(Some records)
○ ○ ○ ○ ○ ○ ○

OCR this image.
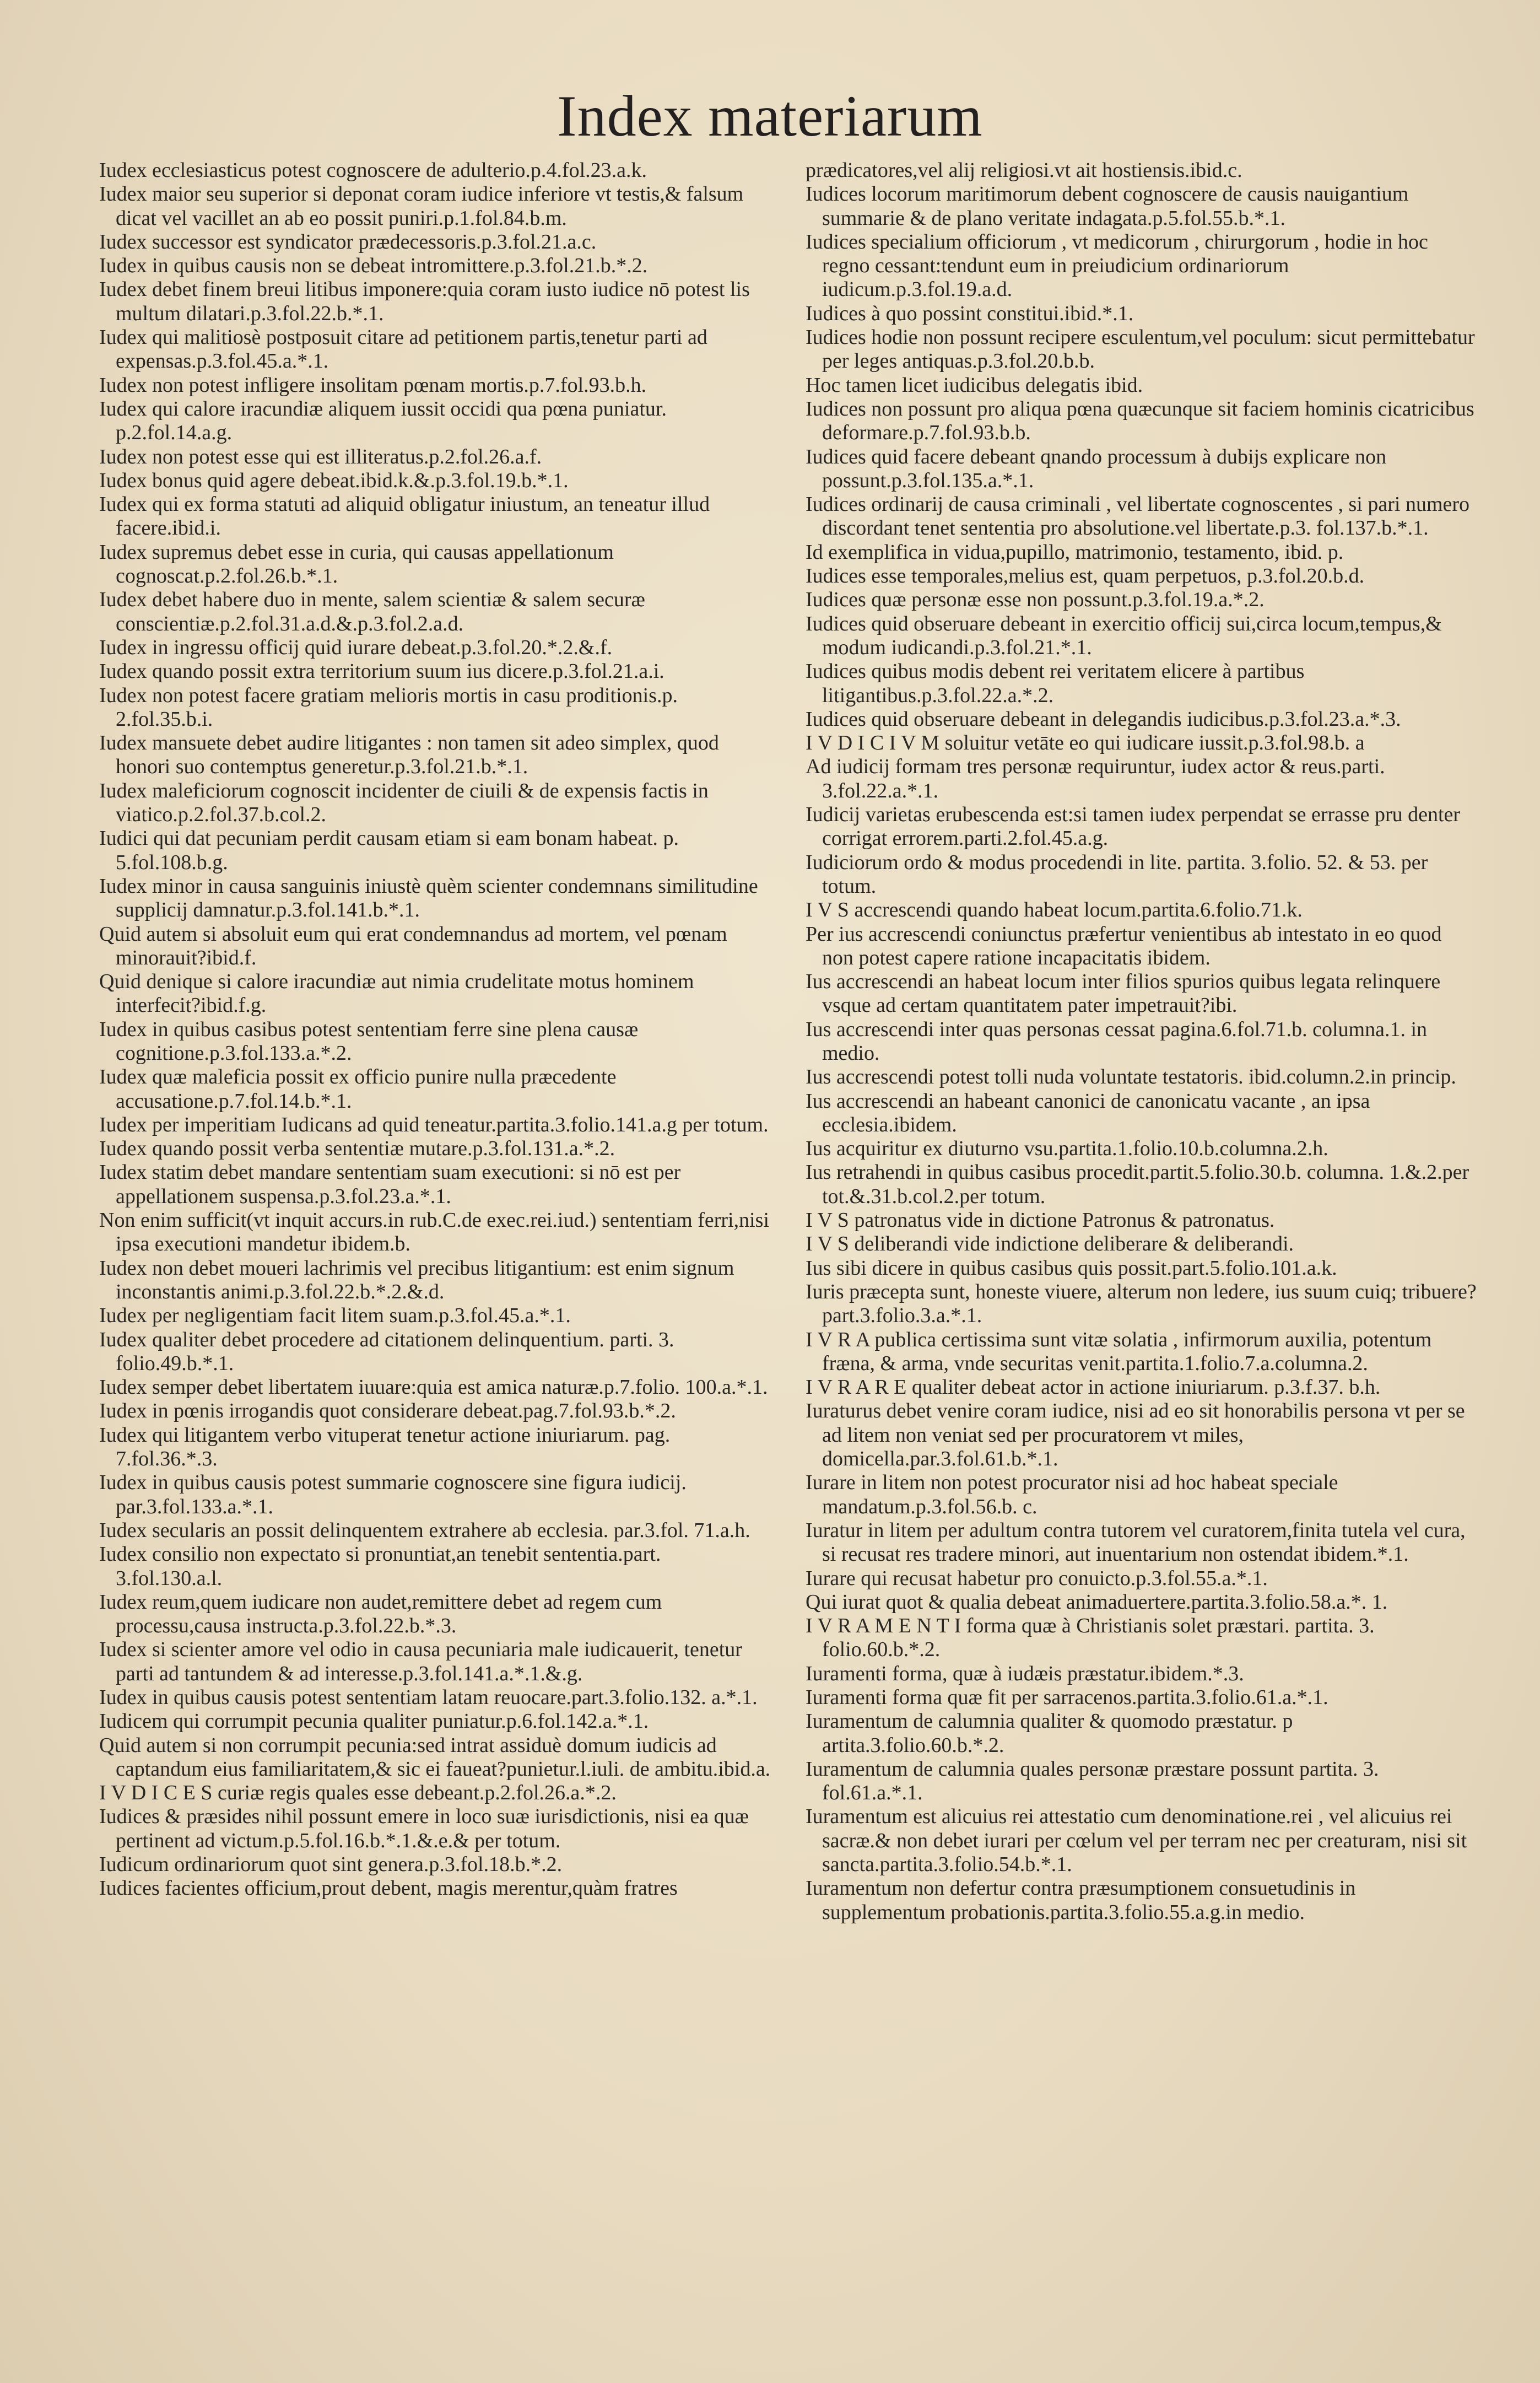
Index materiarum
Iudex ecclesiasticus potest cognoscere de adulterio.p.4.fol.23.a.k.
Iudex maior seu superior si deponat coram iudice inferiore vt testis,& falsum dicat vel vacillet an ab eo possit puniri.p.1.fol.84.b.m.
Iudex successor est syndicator prædecessoris.p.3.fol.21.a.c.
Iudex in quibus causis non se debeat intromittere.p.3.fol.21.b.*.2.
Iudex debet finem breui litibus imponere:quia coram iusto iudice nō potest lis multum dilatari.p.3.fol.22.b.*.1.
Iudex qui malitiosè postposuit citare ad petitionem partis,tenetur parti ad expensas.p.3.fol.45.a.*.1.
Iudex non potest infligere insolitam pœnam mortis.p.7.fol.93.b.h.
Iudex qui calore iracundiæ aliquem iussit occidi qua pœna puniatur. p.2.fol.14.a.g.
Iudex non potest esse qui est illiteratus.p.2.fol.26.a.f.
Iudex bonus quid agere debeat.ibid.k.&.p.3.fol.19.b.*.1.
Iudex qui ex forma statuti ad aliquid obligatur iniustum, an teneatur illud facere.ibid.i.
Iudex supremus debet esse in curia, qui causas appellationum cognoscat.p.2.fol.26.b.*.1.
Iudex debet habere duo in mente, salem scientiæ & salem securæ conscientiæ.p.2.fol.31.a.d.&.p.3.fol.2.a.d.
Iudex in ingressu officij quid iurare debeat.p.3.fol.20.*.2.&.f.
Iudex quando possit extra territorium suum ius dicere.p.3.fol.21.a.i.
Iudex non potest facere gratiam melioris mortis in casu proditionis.p. 2.fol.35.b.i.
Iudex mansuete debet audire litigantes : non tamen sit adeo simplex, quod honori suo contemptus generetur.p.3.fol.21.b.*.1.
Iudex maleficiorum cognoscit incidenter de ciuili & de expensis factis in viatico.p.2.fol.37.b.col.2.
Iudici qui dat pecuniam perdit causam etiam si eam bonam habeat. p. 5.fol.108.b.g.
Iudex minor in causa sanguinis iniustè quèm scienter condemnans similitudine supplicij damnatur.p.3.fol.141.b.*.1.
Quid autem si absoluit eum qui erat condemnandus ad mortem, vel pœnam minorauit?ibid.f.
Quid denique si calore iracundiæ aut nimia crudelitate motus hominem interfecit?ibid.f.g.
Iudex in quibus casibus potest sententiam ferre sine plena causæ cognitione.p.3.fol.133.a.*.2.
Iudex quæ maleficia possit ex officio punire nulla præcedente accusatione.p.7.fol.14.b.*.1.
Iudex per imperitiam Iudicans ad quid teneatur.partita.3.folio.141.a.g per totum.
Iudex quando possit verba sententiæ mutare.p.3.fol.131.a.*.2.
Iudex statim debet mandare sententiam suam executioni: si nō est per appellationem suspensa.p.3.fol.23.a.*.1.
Non enim sufficit(vt inquit accurs.in rub.C.de exec.rei.iud.) sententiam ferri,nisi ipsa executioni mandetur ibidem.b.
Iudex non debet moueri lachrimis vel precibus litigantium: est enim signum inconstantis animi.p.3.fol.22.b.*.2.&.d.
Iudex per negligentiam facit litem suam.p.3.fol.45.a.*.1.
Iudex qualiter debet procedere ad citationem delinquentium. parti. 3. folio.49.b.*.1.
Iudex semper debet libertatem iuuare:quia est amica naturæ.p.7.folio. 100.a.*.1.
Iudex in pœnis irrogandis quot considerare debeat.pag.7.fol.93.b.*.2.
Iudex qui litigantem verbo vituperat tenetur actione iniuriarum. pag. 7.fol.36.*.3.
Iudex in quibus causis potest summarie cognoscere sine figura iudicij. par.3.fol.133.a.*.1.
Iudex secularis an possit delinquentem extrahere ab ecclesia. par.3.fol. 71.a.h.
Iudex consilio non expectato si pronuntiat,an tenebit sententia.part. 3.fol.130.a.l.
Iudex reum,quem iudicare non audet,remittere debet ad regem cum processu,causa instructa.p.3.fol.22.b.*.3.
Iudex si scienter amore vel odio in causa pecuniaria male iudicauerit, tenetur parti ad tantundem & ad interesse.p.3.fol.141.a.*.1.&.g.
Iudex in quibus causis potest sententiam latam reuocare.part.3.folio.132. a.*.1.
Iudicem qui corrumpit pecunia qualiter puniatur.p.6.fol.142.a.*.1.
Quid autem si non corrumpit pecunia:sed intrat assiduè domum iudicis ad captandum eius familiaritatem,& sic ei faueat?punietur.l.iuli. de ambitu.ibid.a.
I V D I C E S curiæ regis quales esse debeant.p.2.fol.26.a.*.2.
Iudices & præsides nihil possunt emere in loco suæ iurisdictionis, nisi ea quæ pertinent ad victum.p.5.fol.16.b.*.1.&.e.& per totum.
Iudicum ordinariorum quot sint genera.p.3.fol.18.b.*.2.
Iudices facientes officium,prout debent, magis merentur,quàm fratres
prædicatores,vel alij religiosi.vt ait hostiensis.ibid.c.
Iudices locorum maritimorum debent cognoscere de causis nauigantium summarie & de plano veritate indagata.p.5.fol.55.b.*.1.
Iudices specialium officiorum , vt medicorum , chirurgorum , hodie in hoc regno cessant:tendunt eum in preiudicium ordinariorum iudicum.p.3.fol.19.a.d.
Iudices à quo possint constitui.ibid.*.1.
Iudices hodie non possunt recipere esculentum,vel poculum: sicut permittebatur per leges antiquas.p.3.fol.20.b.b.
Hoc tamen licet iudicibus delegatis ibid.
Iudices non possunt pro aliqua pœna quæcunque sit faciem hominis cicatricibus deformare.p.7.fol.93.b.b.
Iudices quid facere debeant qnando processum à dubijs explicare non possunt.p.3.fol.135.a.*.1.
Iudices ordinarij de causa criminali , vel libertate cognoscentes , si pari numero discordant tenet sententia pro absolutione.vel libertate.p.3. fol.137.b.*.1.
Id exemplifica in vidua,pupillo, matrimonio, testamento, ibid. p.
Iudices esse temporales,melius est, quam perpetuos, p.3.fol.20.b.d.
Iudices quæ personæ esse non possunt.p.3.fol.19.a.*.2.
Iudices quid obseruare debeant in exercitio officij sui,circa locum,tempus,& modum iudicandi.p.3.fol.21.*.1.
Iudices quibus modis debent rei veritatem elicere à partibus litigantibus.p.3.fol.22.a.*.2.
Iudices quid obseruare debeant in delegandis iudicibus.p.3.fol.23.a.*.3.
I V D I C I V M soluitur vetāte eo qui iudicare iussit.p.3.fol.98.b. a
Ad iudicij formam tres personæ requiruntur, iudex actor & reus.parti. 3.fol.22.a.*.1.
Iudicij varietas erubescenda est:si tamen iudex perpendat se errasse pru denter corrigat errorem.parti.2.fol.45.a.g.
Iudiciorum ordo & modus procedendi in lite. partita. 3.folio. 52. & 53. per totum.
I V S accrescendi quando habeat locum.partita.6.folio.71.k.
Per ius accrescendi coniunctus præfertur venientibus ab intestato in eo quod non potest capere ratione incapacitatis ibidem.
Ius accrescendi an habeat locum inter filios spurios quibus legata relinquere vsque ad certam quantitatem pater impetrauit?ibi.
Ius accrescendi inter quas personas cessat pagina.6.fol.71.b. columna.1. in medio.
Ius accrescendi potest tolli nuda voluntate testatoris. ibid.column.2.in princip.
Ius accrescendi an habeant canonici de canonicatu vacante , an ipsa ecclesia.ibidem.
Ius acquiritur ex diuturno vsu.partita.1.folio.10.b.columna.2.h.
Ius retrahendi in quibus casibus procedit.partit.5.folio.30.b. columna. 1.&.2.per tot.&.31.b.col.2.per totum.
I V S patronatus vide in dictione Patronus & patronatus.
I V S deliberandi vide indictione deliberare & deliberandi.
Ius sibi dicere in quibus casibus quis possit.part.5.folio.101.a.k.
Iuris præcepta sunt, honeste viuere, alterum non ledere, ius suum cuiq; tribuere?part.3.folio.3.a.*.1.
I V R A publica certissima sunt vitæ solatia , infirmorum auxilia, potentum fræna, & arma, vnde securitas venit.partita.1.folio.7.a.columna.2.
I V R A R E qualiter debeat actor in actione iniuriarum. p.3.f.37. b.h.
Iuraturus debet venire coram iudice, nisi ad eo sit honorabilis persona vt per se ad litem non veniat sed per procuratorem vt miles, domicella.par.3.fol.61.b.*.1.
Iurare in litem non potest procurator nisi ad hoc habeat speciale mandatum.p.3.fol.56.b. c.
Iuratur in litem per adultum contra tutorem vel curatorem,finita tutela vel cura, si recusat res tradere minori, aut inuentarium non ostendat ibidem.*.1.
Iurare qui recusat habetur pro conuicto.p.3.fol.55.a.*.1.
Qui iurat quot & qualia debeat animaduertere.partita.3.folio.58.a.*. 1.
I V R A M E N T I forma quæ à Christianis solet præstari. partita. 3. folio.60.b.*.2.
Iuramenti forma, quæ à iudæis præstatur.ibidem.*.3.
Iuramenti forma quæ fit per sarracenos.partita.3.folio.61.a.*.1.
Iuramentum de calumnia qualiter & quomodo præstatur. p artita.3.folio.60.b.*.2.
Iuramentum de calumnia quales personæ præstare possunt partita. 3. fol.61.a.*.1.
Iuramentum est alicuius rei attestatio cum denominatione.rei , vel alicuius rei sacræ.& non debet iurari per cœlum vel per terram nec per creaturam, nisi sit sancta.partita.3.folio.54.b.*.1.
Iuramentum non defertur contra præsumptionem consuetudinis in supplementum probationis.partita.3.folio.55.a.g.in medio.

○ ○ ○ ○ ○ ○ ○

- GIVEN EXERCISE: Each line that has the word "possit" should be copied.

- RESPONSE:
Iudex maior seu superior si deponat coram iudice inferiore vt testis,& falsum dicat vel vacillet an ab eo possit puniri.p.1.fol.84.b.m.
Iudex quando possit extra territorium suum ius dicere.p.3.fol.21.a.i.
Iudex quæ maleficia possit ex officio punire nulla præcedente accusatione.p.7.fol.14.b.*.1.
Iudex quando possit verba sententiæ mutare.p.3.fol.131.a.*.2.
Iudex secularis an possit delinquentem extrahere ab ecclesia. par.3.fol. 71.a.h.
Ius sibi dicere in quibus casibus quis possit.part.5.folio.101.a.k.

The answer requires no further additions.